** begin **

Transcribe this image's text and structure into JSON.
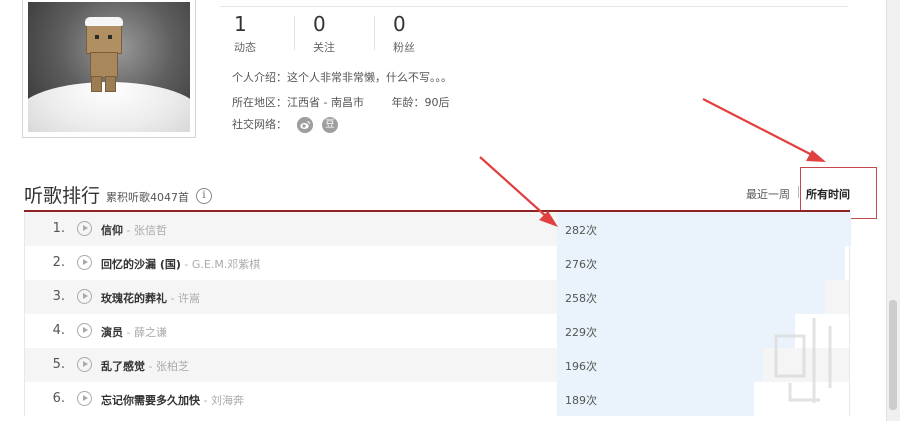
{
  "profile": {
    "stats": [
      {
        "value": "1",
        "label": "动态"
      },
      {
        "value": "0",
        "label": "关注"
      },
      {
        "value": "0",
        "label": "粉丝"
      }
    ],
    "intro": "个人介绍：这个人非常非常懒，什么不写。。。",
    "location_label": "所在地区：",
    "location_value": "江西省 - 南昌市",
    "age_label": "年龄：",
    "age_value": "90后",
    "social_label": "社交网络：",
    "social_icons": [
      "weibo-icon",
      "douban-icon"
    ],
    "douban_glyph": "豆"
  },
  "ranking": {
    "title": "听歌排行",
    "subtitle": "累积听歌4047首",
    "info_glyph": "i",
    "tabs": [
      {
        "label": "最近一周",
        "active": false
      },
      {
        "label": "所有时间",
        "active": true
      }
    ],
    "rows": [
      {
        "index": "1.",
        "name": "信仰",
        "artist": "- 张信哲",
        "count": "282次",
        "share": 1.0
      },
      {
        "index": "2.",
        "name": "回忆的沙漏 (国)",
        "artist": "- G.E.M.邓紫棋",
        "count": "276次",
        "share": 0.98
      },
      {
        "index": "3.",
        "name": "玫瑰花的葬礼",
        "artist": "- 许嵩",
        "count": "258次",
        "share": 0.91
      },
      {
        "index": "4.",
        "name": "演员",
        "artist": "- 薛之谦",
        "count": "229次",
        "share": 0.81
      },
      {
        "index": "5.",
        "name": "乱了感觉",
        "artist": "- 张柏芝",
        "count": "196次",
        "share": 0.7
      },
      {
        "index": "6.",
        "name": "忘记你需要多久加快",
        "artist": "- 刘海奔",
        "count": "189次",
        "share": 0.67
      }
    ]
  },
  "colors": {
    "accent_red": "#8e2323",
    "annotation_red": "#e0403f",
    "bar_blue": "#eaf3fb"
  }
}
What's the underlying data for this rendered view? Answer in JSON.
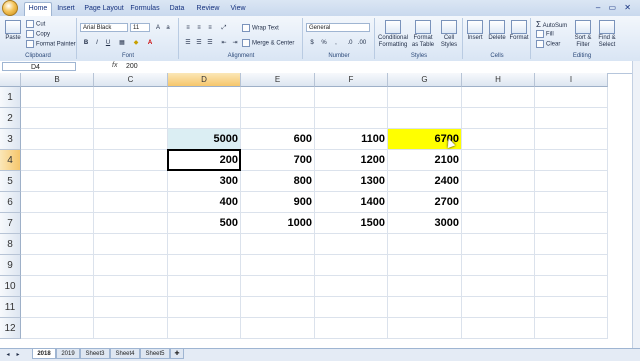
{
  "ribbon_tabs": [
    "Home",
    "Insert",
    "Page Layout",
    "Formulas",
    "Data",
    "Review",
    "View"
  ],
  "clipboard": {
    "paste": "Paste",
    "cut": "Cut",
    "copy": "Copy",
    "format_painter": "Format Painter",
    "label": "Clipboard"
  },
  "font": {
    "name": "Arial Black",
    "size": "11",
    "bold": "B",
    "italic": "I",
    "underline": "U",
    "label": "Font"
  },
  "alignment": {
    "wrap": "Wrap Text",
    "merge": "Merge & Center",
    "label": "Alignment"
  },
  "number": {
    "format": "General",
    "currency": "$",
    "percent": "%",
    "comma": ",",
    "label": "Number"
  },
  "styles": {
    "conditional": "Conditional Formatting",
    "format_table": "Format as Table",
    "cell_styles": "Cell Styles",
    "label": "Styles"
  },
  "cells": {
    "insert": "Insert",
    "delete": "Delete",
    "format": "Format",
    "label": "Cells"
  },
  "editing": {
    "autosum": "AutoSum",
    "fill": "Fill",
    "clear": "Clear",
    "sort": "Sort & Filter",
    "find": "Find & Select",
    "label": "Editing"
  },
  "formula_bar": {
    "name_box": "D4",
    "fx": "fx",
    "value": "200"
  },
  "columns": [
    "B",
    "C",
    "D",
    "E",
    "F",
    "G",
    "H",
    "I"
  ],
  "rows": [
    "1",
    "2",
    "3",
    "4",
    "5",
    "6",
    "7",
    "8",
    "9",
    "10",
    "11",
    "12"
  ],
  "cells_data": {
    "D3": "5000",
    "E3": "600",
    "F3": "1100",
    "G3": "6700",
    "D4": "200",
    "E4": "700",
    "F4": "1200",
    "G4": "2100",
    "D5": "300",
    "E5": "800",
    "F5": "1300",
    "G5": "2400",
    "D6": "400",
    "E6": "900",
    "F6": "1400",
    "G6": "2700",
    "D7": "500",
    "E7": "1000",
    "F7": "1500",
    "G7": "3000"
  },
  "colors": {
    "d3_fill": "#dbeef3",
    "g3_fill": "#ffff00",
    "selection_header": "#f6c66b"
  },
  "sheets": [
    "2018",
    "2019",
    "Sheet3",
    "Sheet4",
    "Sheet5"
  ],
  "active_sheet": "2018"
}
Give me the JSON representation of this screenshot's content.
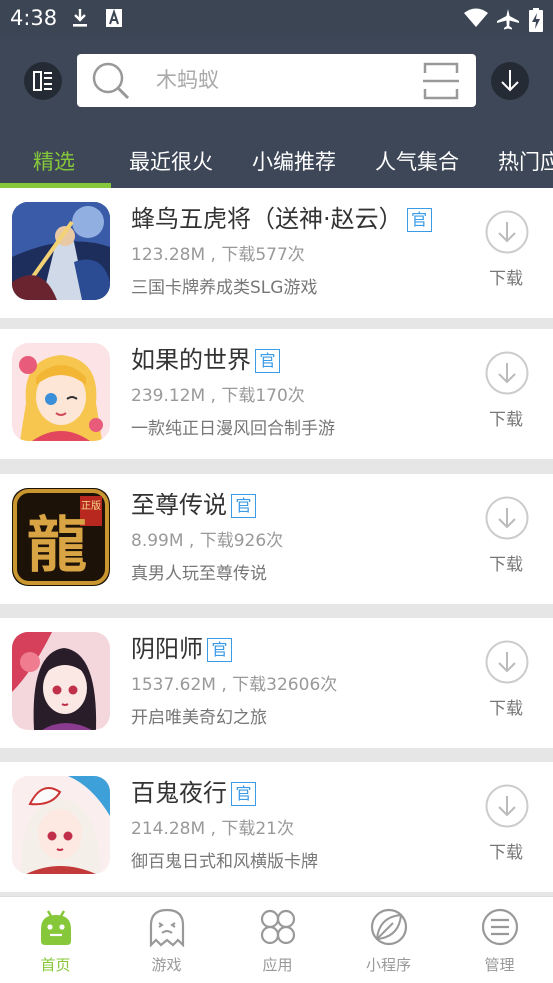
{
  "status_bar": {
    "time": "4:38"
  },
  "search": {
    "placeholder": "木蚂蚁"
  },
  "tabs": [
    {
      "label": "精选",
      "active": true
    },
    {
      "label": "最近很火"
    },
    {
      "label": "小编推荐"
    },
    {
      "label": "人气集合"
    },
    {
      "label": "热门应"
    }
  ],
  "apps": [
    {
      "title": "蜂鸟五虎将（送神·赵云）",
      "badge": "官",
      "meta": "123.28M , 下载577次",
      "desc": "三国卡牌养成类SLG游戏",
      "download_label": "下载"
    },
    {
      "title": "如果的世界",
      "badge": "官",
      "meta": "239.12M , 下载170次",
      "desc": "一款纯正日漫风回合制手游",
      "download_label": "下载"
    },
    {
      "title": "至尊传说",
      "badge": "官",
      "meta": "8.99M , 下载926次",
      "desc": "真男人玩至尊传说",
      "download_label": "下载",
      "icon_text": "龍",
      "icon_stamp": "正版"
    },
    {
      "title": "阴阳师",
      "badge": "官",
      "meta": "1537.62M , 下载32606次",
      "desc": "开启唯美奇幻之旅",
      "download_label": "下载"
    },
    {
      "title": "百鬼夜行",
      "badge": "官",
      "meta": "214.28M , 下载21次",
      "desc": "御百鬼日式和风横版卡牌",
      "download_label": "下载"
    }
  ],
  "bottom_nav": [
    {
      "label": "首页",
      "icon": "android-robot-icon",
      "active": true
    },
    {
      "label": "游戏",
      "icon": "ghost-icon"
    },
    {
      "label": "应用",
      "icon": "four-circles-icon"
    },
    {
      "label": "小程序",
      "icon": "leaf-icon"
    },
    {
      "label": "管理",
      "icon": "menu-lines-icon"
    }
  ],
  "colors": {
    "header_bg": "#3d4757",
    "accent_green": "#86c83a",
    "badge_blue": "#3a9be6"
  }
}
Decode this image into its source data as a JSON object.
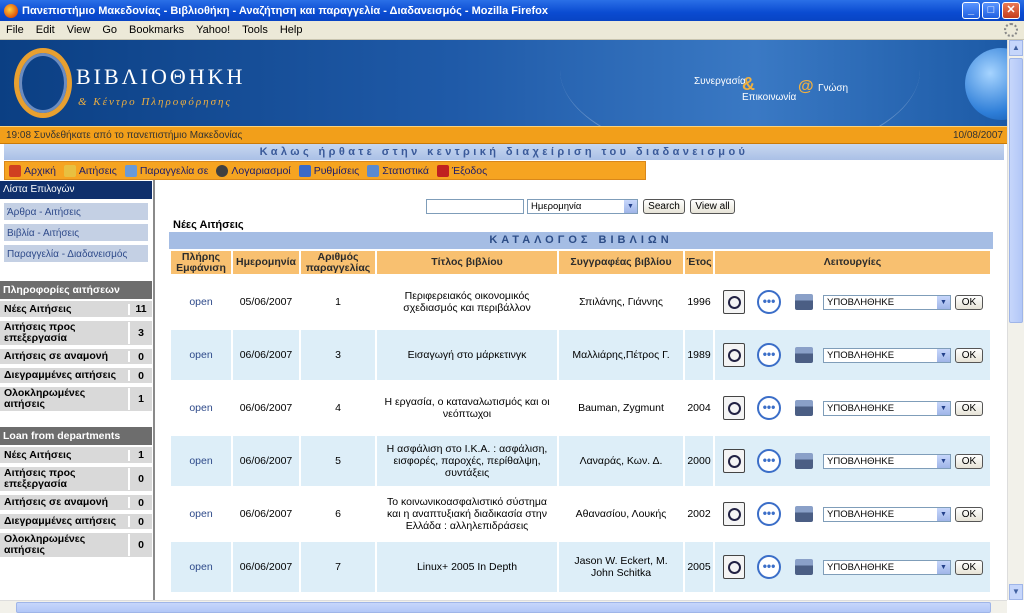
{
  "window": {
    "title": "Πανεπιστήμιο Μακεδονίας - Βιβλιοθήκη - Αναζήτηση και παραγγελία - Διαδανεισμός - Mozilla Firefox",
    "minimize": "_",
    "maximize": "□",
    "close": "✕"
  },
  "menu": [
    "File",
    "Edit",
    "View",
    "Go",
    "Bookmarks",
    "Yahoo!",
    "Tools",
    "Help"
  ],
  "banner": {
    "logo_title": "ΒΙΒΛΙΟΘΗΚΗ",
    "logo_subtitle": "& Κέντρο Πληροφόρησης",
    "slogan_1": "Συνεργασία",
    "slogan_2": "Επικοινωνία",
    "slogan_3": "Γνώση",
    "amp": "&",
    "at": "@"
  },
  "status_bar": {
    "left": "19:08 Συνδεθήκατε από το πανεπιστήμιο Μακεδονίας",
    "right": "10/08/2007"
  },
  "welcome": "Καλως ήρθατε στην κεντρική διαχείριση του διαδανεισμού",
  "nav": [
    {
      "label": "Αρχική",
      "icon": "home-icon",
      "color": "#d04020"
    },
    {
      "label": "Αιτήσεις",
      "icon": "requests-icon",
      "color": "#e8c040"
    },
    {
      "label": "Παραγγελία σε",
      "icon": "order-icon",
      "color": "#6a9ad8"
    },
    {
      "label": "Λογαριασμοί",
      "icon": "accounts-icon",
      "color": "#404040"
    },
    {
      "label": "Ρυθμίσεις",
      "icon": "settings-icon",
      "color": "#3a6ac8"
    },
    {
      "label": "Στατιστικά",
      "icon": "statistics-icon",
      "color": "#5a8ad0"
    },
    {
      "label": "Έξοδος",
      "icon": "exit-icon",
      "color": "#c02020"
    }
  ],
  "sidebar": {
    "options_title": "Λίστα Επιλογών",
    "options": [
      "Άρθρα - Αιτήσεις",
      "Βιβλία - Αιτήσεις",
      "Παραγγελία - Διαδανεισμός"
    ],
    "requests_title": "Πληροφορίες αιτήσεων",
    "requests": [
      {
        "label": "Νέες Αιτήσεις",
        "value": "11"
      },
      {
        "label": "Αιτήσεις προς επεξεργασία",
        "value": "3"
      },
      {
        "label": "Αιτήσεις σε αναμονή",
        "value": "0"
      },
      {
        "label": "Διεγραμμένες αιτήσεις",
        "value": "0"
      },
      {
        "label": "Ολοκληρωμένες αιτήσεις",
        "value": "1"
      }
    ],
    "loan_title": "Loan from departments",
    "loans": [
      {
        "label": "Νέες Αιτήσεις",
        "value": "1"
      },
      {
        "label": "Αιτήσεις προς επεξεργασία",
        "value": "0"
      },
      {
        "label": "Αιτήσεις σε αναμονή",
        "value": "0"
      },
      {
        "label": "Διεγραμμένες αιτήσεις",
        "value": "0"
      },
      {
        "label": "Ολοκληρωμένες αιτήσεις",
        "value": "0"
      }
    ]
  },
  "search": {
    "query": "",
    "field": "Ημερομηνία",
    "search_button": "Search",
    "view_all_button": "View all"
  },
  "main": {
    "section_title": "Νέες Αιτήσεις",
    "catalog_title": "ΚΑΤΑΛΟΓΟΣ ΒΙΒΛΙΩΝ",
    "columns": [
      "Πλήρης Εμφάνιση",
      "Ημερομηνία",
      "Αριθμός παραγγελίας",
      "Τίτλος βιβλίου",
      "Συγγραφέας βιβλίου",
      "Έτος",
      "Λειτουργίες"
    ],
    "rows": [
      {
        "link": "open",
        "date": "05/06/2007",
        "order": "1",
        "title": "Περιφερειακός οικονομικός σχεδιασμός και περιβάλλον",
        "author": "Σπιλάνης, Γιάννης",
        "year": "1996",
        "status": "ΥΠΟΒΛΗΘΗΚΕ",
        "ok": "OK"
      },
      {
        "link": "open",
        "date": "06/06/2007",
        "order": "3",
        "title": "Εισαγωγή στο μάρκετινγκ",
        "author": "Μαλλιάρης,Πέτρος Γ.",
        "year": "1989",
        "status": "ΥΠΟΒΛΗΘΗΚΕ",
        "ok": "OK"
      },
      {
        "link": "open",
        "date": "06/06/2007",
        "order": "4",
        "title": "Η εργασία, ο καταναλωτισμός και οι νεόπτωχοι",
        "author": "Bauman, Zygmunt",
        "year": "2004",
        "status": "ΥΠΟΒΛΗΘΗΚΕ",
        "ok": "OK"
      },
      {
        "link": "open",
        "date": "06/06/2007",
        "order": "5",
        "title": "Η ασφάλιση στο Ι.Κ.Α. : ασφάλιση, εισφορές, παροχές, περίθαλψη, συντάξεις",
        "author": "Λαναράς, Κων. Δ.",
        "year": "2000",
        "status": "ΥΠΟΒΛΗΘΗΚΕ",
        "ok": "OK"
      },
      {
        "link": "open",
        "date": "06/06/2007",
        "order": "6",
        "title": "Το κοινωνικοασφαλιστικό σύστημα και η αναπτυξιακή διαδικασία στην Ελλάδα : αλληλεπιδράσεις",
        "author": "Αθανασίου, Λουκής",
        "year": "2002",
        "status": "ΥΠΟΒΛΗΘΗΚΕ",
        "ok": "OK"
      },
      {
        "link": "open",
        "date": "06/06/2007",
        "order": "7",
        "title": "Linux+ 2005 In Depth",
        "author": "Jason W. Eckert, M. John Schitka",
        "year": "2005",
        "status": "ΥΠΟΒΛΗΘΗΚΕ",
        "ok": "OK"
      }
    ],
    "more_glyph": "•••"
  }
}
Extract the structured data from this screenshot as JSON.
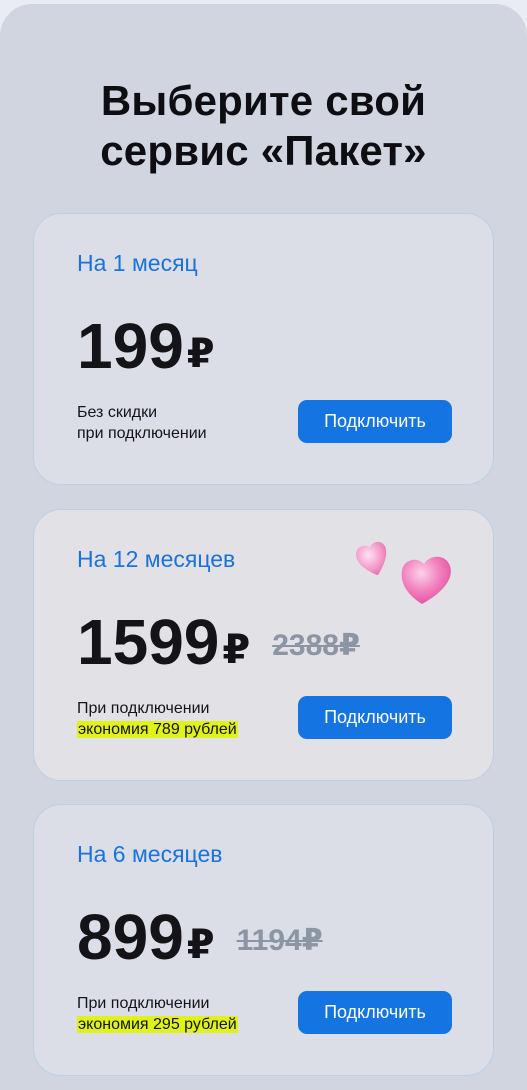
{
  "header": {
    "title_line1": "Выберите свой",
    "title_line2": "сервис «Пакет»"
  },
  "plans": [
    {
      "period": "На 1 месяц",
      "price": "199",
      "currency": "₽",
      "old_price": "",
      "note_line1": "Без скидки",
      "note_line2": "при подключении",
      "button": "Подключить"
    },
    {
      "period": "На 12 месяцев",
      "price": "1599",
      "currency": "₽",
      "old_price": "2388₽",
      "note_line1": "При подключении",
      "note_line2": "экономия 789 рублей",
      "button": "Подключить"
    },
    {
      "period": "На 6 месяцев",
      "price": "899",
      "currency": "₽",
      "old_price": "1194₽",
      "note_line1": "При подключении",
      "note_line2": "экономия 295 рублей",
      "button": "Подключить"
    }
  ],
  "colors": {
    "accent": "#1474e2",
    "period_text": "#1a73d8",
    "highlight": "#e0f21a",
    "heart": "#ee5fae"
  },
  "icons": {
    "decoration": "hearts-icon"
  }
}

** end **

WHAT IS REQUIRED:
Leave out every picture and write out exactly the lines running from the line containing "Extract the structured" to the end of the listing above.

REPLY TO THE TASK:
Extract the structured data from this screenshot as JSON.
{
  "header": {
    "title_line1": "Выберите свой",
    "title_line2": "сервис «Пакет»"
  },
  "plans": [
    {
      "period": "На 1 месяц",
      "price": "199",
      "currency": "₽",
      "old_price": "",
      "note_line1": "Без скидки",
      "note_line2": "при подключении",
      "button": "Подключить"
    },
    {
      "period": "На 12 месяцев",
      "price": "1599",
      "currency": "₽",
      "old_price": "2388₽",
      "note_line1": "При подключении",
      "note_line2": "экономия 789 рублей",
      "button": "Подключить"
    },
    {
      "period": "На 6 месяцев",
      "price": "899",
      "currency": "₽",
      "old_price": "1194₽",
      "note_line1": "При подключении",
      "note_line2": "экономия 295 рублей",
      "button": "Подключить"
    }
  ],
  "colors": {
    "accent": "#1474e2",
    "period_text": "#1a73d8",
    "highlight": "#e0f21a",
    "heart": "#ee5fae"
  },
  "icons": {
    "decoration": "hearts-icon"
  }
}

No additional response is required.